> [EXCERPT PROVIDED]:
FAQ – About Single Line Kites
Do I need to run with my kite to get it up in the air?
You shouldn't have to run to launch a kite. If you do, then there's probably not enough wind to fly. Running is the hardest way to launch a kite. The uncontrolled tugging on the line makes kites dive and crash. Let the wind and your reel do the work instead.
Can I use longer lines than those that come with my Ready to Fly kite?
You bet! If your kite weighs less than 5-lbs. (and almost all kites do) the FAA lets you fly as high as you want. Three hundred feet is a great line length for kids, it's enough for most small kites; 500-ft. is the most popular length for adults and for large kites; 1,000-ft. is a good length for inland areas - it lets you fly your kite in the steadier winds at altitude; 3000-ft. is for altitude freaks. Your kite will be a dot in the sky. Make sure you get a good reel!
Is kite fabric an important consideration? What are the advantages and disadvantages to ripstop sailcloth vs. polyester?
When it comes to ultra-light kites, polyester is definitely better. Most polyester fabrics used for kites are a .60 oz. versus a .75 oz. for the ripstop nylon, which means on a full size sport kite the difference in sail weight is significant. Polyester has a different finish or coating on it, which makes it less porous, so almost no air can go through the material. Polyester is also highly water resistant, unlike nylon, which will absorb water and hence make your kite heavier in damp or wet weather conditions. Polyester retains its color longer and is less prone to stretching than nylon. Polyester is also more expensive. Using ripstop nylon on high wind kites has the advantage of slowing the kite down a bit. A lot of times it depends on the design of the kite whether to use ripstop nylon or polyester. If you are a newbie, there’s no doubt that ripstop nylon is the best choice. Nylon has a good amount of stretch, which helps the fabric avoid tearing in the event of a crash.

[Layout coordinate data]
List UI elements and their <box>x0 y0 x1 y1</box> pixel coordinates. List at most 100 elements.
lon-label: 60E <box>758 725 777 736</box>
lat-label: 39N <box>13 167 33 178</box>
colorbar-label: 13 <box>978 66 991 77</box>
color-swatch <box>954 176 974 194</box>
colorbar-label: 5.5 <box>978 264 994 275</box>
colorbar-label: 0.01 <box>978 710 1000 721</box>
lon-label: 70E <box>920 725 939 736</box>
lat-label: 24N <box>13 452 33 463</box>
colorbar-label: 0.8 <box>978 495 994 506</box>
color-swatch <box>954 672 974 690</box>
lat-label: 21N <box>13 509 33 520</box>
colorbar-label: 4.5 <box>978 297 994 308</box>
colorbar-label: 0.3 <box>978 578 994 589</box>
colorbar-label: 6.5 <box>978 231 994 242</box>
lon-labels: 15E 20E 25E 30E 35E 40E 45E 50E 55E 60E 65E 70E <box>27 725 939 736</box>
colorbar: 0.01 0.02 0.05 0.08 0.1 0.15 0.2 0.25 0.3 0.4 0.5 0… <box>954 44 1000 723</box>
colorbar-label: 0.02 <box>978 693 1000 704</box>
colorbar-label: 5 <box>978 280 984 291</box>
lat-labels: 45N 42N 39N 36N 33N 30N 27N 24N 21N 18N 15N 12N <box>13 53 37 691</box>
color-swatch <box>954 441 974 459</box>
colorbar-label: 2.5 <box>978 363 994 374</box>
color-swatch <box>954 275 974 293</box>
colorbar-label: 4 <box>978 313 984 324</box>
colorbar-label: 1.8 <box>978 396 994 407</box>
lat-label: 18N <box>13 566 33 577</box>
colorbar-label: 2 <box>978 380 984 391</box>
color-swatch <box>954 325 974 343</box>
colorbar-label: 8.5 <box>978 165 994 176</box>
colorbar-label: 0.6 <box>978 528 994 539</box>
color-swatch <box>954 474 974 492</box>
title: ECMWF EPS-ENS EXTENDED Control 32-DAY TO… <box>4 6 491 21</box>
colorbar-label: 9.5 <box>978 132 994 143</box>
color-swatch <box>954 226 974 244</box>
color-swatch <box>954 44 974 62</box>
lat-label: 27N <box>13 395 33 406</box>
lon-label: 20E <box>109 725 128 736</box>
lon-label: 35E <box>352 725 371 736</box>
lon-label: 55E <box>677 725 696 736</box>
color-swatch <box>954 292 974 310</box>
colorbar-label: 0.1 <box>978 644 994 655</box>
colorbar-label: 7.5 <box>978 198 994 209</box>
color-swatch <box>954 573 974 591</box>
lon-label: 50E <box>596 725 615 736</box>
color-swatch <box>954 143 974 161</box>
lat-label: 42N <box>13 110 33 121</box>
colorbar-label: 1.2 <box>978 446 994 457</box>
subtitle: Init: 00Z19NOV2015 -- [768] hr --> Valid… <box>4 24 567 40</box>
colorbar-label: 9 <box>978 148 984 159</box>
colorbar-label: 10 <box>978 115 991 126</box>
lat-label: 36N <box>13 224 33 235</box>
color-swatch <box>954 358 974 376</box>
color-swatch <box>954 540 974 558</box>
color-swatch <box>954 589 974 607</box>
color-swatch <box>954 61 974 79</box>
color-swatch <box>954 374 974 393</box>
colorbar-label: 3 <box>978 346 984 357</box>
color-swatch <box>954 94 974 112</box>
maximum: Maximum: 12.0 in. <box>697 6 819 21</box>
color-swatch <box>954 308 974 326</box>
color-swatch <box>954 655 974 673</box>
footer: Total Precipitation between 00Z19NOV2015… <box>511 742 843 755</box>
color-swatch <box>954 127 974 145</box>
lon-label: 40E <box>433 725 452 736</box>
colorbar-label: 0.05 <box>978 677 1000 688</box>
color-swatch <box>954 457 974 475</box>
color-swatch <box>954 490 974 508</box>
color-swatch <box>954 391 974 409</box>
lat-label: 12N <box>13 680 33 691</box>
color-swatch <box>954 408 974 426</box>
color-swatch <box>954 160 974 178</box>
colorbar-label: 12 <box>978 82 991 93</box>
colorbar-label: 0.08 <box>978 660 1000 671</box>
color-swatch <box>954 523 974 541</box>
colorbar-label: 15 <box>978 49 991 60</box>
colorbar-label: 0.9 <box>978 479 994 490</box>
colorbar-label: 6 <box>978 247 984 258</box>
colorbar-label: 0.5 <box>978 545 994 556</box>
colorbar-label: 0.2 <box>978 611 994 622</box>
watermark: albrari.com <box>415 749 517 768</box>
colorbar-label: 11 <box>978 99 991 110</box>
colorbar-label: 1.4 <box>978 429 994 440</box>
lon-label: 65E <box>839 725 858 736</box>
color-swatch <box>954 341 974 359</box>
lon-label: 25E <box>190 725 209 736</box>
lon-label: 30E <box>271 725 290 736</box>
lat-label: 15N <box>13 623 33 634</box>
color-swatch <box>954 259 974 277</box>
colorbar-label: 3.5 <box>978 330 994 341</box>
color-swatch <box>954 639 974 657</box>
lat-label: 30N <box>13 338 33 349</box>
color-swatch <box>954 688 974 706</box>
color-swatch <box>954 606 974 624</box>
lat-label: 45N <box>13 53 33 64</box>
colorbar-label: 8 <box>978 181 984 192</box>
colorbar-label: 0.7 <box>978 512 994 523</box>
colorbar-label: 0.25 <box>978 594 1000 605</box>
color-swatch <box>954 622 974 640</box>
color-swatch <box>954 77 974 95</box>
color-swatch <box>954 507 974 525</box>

> [PROBLEMS TO SOLVE]:
1/ List every line length that the kite FAQ mentions.
2/ Print the passage of the kite FAQ starting with "You shouldn't have" and going on through "a good reel!".

> [EXERCISE ANSWERS]:
1/ Three hundred feet, 500-ft., 1,000-ft., and 3000-ft.

2/
You shouldn't have to run to launch a kite. If you do, then there's probably not enough wind to fly. Running is the hardest way to launch a kite. The uncontrolled tugging on the line makes kites dive and crash. Let the wind and your reel do the work instead.
Can I use longer lines than those that come with my Ready to Fly kite?
You bet! If your kite weighs less than 5-lbs. (and almost all kites do) the FAA lets you fly as high as you want. Three hundred feet is a great line length for kids, it's enough for most small kites; 500-ft. is the most popular length for adults and for large kites; 1,000-ft. is a good length for inland areas - it lets you fly your kite in the steadier winds at altitude; 3000-ft. is for altitude freaks. Your kite will be a dot in the sky. Make sure you get a good reel!